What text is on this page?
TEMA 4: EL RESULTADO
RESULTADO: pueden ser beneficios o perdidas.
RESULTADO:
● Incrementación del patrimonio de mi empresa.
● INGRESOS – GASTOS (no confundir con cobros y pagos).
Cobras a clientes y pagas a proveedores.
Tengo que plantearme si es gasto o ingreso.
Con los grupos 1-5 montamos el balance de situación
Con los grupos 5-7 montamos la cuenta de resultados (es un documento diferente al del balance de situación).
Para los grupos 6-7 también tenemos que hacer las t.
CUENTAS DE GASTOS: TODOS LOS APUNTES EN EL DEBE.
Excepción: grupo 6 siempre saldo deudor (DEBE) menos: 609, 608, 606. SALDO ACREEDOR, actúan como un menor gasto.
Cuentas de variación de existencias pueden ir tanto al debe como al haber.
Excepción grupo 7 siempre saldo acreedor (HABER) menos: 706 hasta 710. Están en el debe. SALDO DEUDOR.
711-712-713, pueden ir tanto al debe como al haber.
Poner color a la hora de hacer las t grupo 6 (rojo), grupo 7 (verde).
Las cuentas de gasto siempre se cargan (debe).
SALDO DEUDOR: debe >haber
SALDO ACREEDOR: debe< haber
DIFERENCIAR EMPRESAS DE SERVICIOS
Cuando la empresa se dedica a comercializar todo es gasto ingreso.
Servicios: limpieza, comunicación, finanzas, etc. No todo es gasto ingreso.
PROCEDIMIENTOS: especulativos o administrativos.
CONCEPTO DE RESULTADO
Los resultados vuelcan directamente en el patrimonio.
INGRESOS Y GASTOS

────────────────────────────────────────

_WHAT THIS TASK INVOLVES_. In the listing above, how many lines hold the word "GASTOS"? Give the number and nothing more.

_SOLUTION FOR THIS EXERCISE_. 3